Work to do:
Go through the listing and return every line with "Current" in it.

Material shown:
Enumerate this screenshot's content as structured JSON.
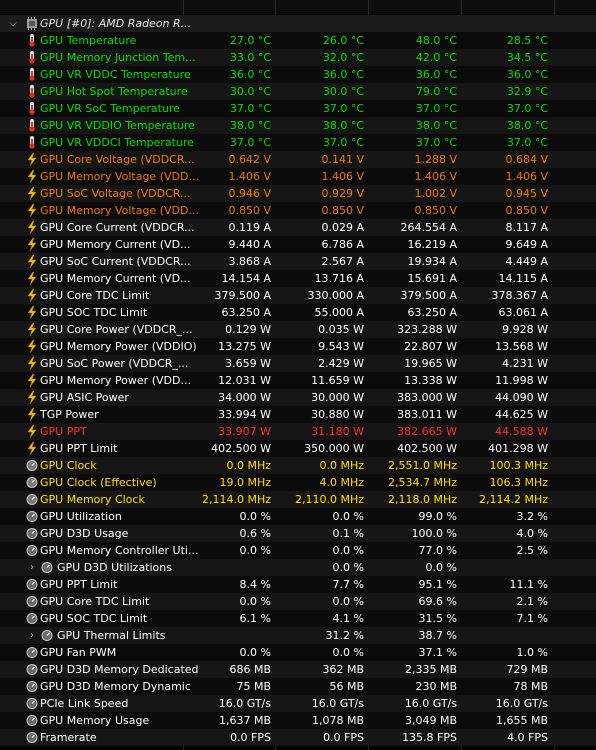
{
  "colors": {
    "green": "#00e000",
    "orange": "#f07800",
    "red": "#ff2a2a",
    "yellow": "#ffe000",
    "white": "#ffffff"
  },
  "rows": [
    {
      "kind": "header",
      "name": "GPU [#0]: AMD Radeon R...",
      "icon": "gpu-chip-icon",
      "expanded": true,
      "vals": [
        "",
        "",
        "",
        ""
      ]
    },
    {
      "name": "GPU Temperature",
      "icon": "thermometer-icon",
      "color": "green",
      "vals": [
        "27.0 °C",
        "26.0 °C",
        "48.0 °C",
        "28.5 °C"
      ]
    },
    {
      "name": "GPU Memory Junction Tem...",
      "icon": "thermometer-icon",
      "color": "green",
      "vals": [
        "33.0 °C",
        "32.0 °C",
        "42.0 °C",
        "34.5 °C"
      ]
    },
    {
      "name": "GPU VR VDDC Temperature",
      "icon": "thermometer-icon",
      "color": "green",
      "vals": [
        "36.0 °C",
        "36.0 °C",
        "36.0 °C",
        "36.0 °C"
      ]
    },
    {
      "name": "GPU Hot Spot Temperature",
      "icon": "thermometer-icon",
      "color": "green",
      "vals": [
        "30.0 °C",
        "30.0 °C",
        "79.0 °C",
        "32.9 °C"
      ]
    },
    {
      "name": "GPU VR SoC Temperature",
      "icon": "thermometer-icon",
      "color": "green",
      "vals": [
        "37.0 °C",
        "37.0 °C",
        "37.0 °C",
        "37.0 °C"
      ]
    },
    {
      "name": "GPU VR VDDIO Temperature",
      "icon": "thermometer-icon",
      "color": "green",
      "vals": [
        "38.0 °C",
        "38.0 °C",
        "38.0 °C",
        "38.0 °C"
      ]
    },
    {
      "name": "GPU VR VDDCI Temperature",
      "icon": "thermometer-icon",
      "color": "green",
      "vals": [
        "37.0 °C",
        "37.0 °C",
        "37.0 °C",
        "37.0 °C"
      ]
    },
    {
      "name": "GPU Core Voltage (VDDCR...",
      "icon": "lightning-icon",
      "color": "orange",
      "vals": [
        "0.642 V",
        "0.141 V",
        "1.288 V",
        "0.684 V"
      ]
    },
    {
      "name": "GPU Memory Voltage (VDD...",
      "icon": "lightning-icon",
      "color": "orange",
      "vals": [
        "1.406 V",
        "1.406 V",
        "1.406 V",
        "1.406 V"
      ]
    },
    {
      "name": "GPU SoC Voltage (VDDCR...",
      "icon": "lightning-icon",
      "color": "orange",
      "vals": [
        "0.946 V",
        "0.929 V",
        "1.002 V",
        "0.945 V"
      ]
    },
    {
      "name": "GPU Memory Voltage (VDD...",
      "icon": "lightning-icon",
      "color": "orange",
      "vals": [
        "0.850 V",
        "0.850 V",
        "0.850 V",
        "0.850 V"
      ]
    },
    {
      "name": "GPU Core Current (VDDCR...",
      "icon": "lightning-icon",
      "color": "white",
      "vals": [
        "0.119 A",
        "0.029 A",
        "264.554 A",
        "8.117 A"
      ]
    },
    {
      "name": "GPU Memory Current (VD...",
      "icon": "lightning-icon",
      "color": "white",
      "vals": [
        "9.440 A",
        "6.786 A",
        "16.219 A",
        "9.649 A"
      ]
    },
    {
      "name": "GPU SoC Current (VDDCR...",
      "icon": "lightning-icon",
      "color": "white",
      "vals": [
        "3.868 A",
        "2.567 A",
        "19.934 A",
        "4.449 A"
      ]
    },
    {
      "name": "GPU Memory Current (VD...",
      "icon": "lightning-icon",
      "color": "white",
      "vals": [
        "14.154 A",
        "13.716 A",
        "15.691 A",
        "14.115 A"
      ]
    },
    {
      "name": "GPU Core TDC Limit",
      "icon": "lightning-icon",
      "color": "white",
      "vals": [
        "379.500 A",
        "330.000 A",
        "379.500 A",
        "378.367 A"
      ]
    },
    {
      "name": "GPU SOC TDC Limit",
      "icon": "lightning-icon",
      "color": "white",
      "vals": [
        "63.250 A",
        "55.000 A",
        "63.250 A",
        "63.061 A"
      ]
    },
    {
      "name": "GPU Core Power (VDDCR_...",
      "icon": "lightning-icon",
      "color": "white",
      "vals": [
        "0.129 W",
        "0.035 W",
        "323.288 W",
        "9.928 W"
      ]
    },
    {
      "name": "GPU Memory Power (VDDIO)",
      "icon": "lightning-icon",
      "color": "white",
      "vals": [
        "13.275 W",
        "9.543 W",
        "22.807 W",
        "13.568 W"
      ]
    },
    {
      "name": "GPU SoC Power (VDDCR_...",
      "icon": "lightning-icon",
      "color": "white",
      "vals": [
        "3.659 W",
        "2.429 W",
        "19.965 W",
        "4.231 W"
      ]
    },
    {
      "name": "GPU Memory Power (VDD...",
      "icon": "lightning-icon",
      "color": "white",
      "vals": [
        "12.031 W",
        "11.659 W",
        "13.338 W",
        "11.998 W"
      ]
    },
    {
      "name": "GPU ASIC Power",
      "icon": "lightning-icon",
      "color": "white",
      "vals": [
        "34.000 W",
        "30.000 W",
        "383.000 W",
        "44.090 W"
      ]
    },
    {
      "name": "TGP Power",
      "icon": "lightning-icon",
      "color": "white",
      "vals": [
        "33.994 W",
        "30.880 W",
        "383.011 W",
        "44.625 W"
      ]
    },
    {
      "name": "GPU PPT",
      "icon": "lightning-icon",
      "color": "red",
      "vals": [
        "33.907 W",
        "31.180 W",
        "382.665 W",
        "44.588 W"
      ]
    },
    {
      "name": "GPU PPT Limit",
      "icon": "lightning-icon",
      "color": "white",
      "vals": [
        "402.500 W",
        "350.000 W",
        "402.500 W",
        "401.298 W"
      ]
    },
    {
      "name": "GPU Clock",
      "icon": "clock-gauge-icon",
      "color": "yellow",
      "vals": [
        "0.0 MHz",
        "0.0 MHz",
        "2,551.0 MHz",
        "100.3 MHz"
      ]
    },
    {
      "name": "GPU Clock (Effective)",
      "icon": "clock-gauge-icon",
      "color": "yellow",
      "vals": [
        "19.0 MHz",
        "4.0 MHz",
        "2,534.7 MHz",
        "106.3 MHz"
      ]
    },
    {
      "name": "GPU Memory Clock",
      "icon": "clock-gauge-icon",
      "color": "yellow",
      "vals": [
        "2,114.0 MHz",
        "2,110.0 MHz",
        "2,118.0 MHz",
        "2,114.2 MHz"
      ]
    },
    {
      "name": "GPU Utilization",
      "icon": "gauge-icon",
      "color": "white",
      "vals": [
        "0.0 %",
        "0.0 %",
        "99.0 %",
        "3.2 %"
      ]
    },
    {
      "name": "GPU D3D Usage",
      "icon": "gauge-icon",
      "color": "white",
      "vals": [
        "0.6 %",
        "0.1 %",
        "100.0 %",
        "4.0 %"
      ]
    },
    {
      "name": "GPU Memory Controller Uti...",
      "icon": "gauge-icon",
      "color": "white",
      "vals": [
        "0.0 %",
        "0.0 %",
        "77.0 %",
        "2.5 %"
      ]
    },
    {
      "kind": "group",
      "name": "GPU D3D Utilizations",
      "icon": "gauge-icon",
      "color": "white",
      "vals": [
        "",
        "0.0 %",
        "0.0 %",
        ""
      ]
    },
    {
      "name": "GPU PPT Limit",
      "icon": "gauge-icon",
      "color": "white",
      "vals": [
        "8.4 %",
        "7.7 %",
        "95.1 %",
        "11.1 %"
      ]
    },
    {
      "name": "GPU Core TDC Limit",
      "icon": "gauge-icon",
      "color": "white",
      "vals": [
        "0.0 %",
        "0.0 %",
        "69.6 %",
        "2.1 %"
      ]
    },
    {
      "name": "GPU SOC TDC Limit",
      "icon": "gauge-icon",
      "color": "white",
      "vals": [
        "6.1 %",
        "4.1 %",
        "31.5 %",
        "7.1 %"
      ]
    },
    {
      "kind": "group",
      "name": "GPU Thermal Limits",
      "icon": "gauge-icon",
      "color": "white",
      "vals": [
        "",
        "31.2 %",
        "38.7 %",
        ""
      ]
    },
    {
      "name": "GPU Fan PWM",
      "icon": "gauge-icon",
      "color": "white",
      "vals": [
        "0.0 %",
        "0.0 %",
        "37.1 %",
        "1.0 %"
      ]
    },
    {
      "name": "GPU D3D Memory Dedicated",
      "icon": "gauge-icon",
      "color": "white",
      "vals": [
        "686 MB",
        "362 MB",
        "2,335 MB",
        "729 MB"
      ]
    },
    {
      "name": "GPU D3D Memory Dynamic",
      "icon": "gauge-icon",
      "color": "white",
      "vals": [
        "75 MB",
        "56 MB",
        "230 MB",
        "78 MB"
      ]
    },
    {
      "name": "PCIe Link Speed",
      "icon": "gauge-icon",
      "color": "white",
      "vals": [
        "16.0 GT/s",
        "16.0 GT/s",
        "16.0 GT/s",
        "16.0 GT/s"
      ]
    },
    {
      "name": "GPU Memory Usage",
      "icon": "gauge-icon",
      "color": "white",
      "vals": [
        "1,637 MB",
        "1,078 MB",
        "3,049 MB",
        "1,655 MB"
      ]
    },
    {
      "name": "Framerate",
      "icon": "gauge-icon",
      "color": "white",
      "vals": [
        "0.0 FPS",
        "0.0 FPS",
        "135.8 FPS",
        "4.0 FPS"
      ]
    }
  ]
}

Response to the exercise:
      "name": "GPU Core Current (VDDCR...",
      "name": "GPU Memory Current (VD...",
      "name": "GPU SoC Current (VDDCR...",
      "name": "GPU Memory Current (VD...",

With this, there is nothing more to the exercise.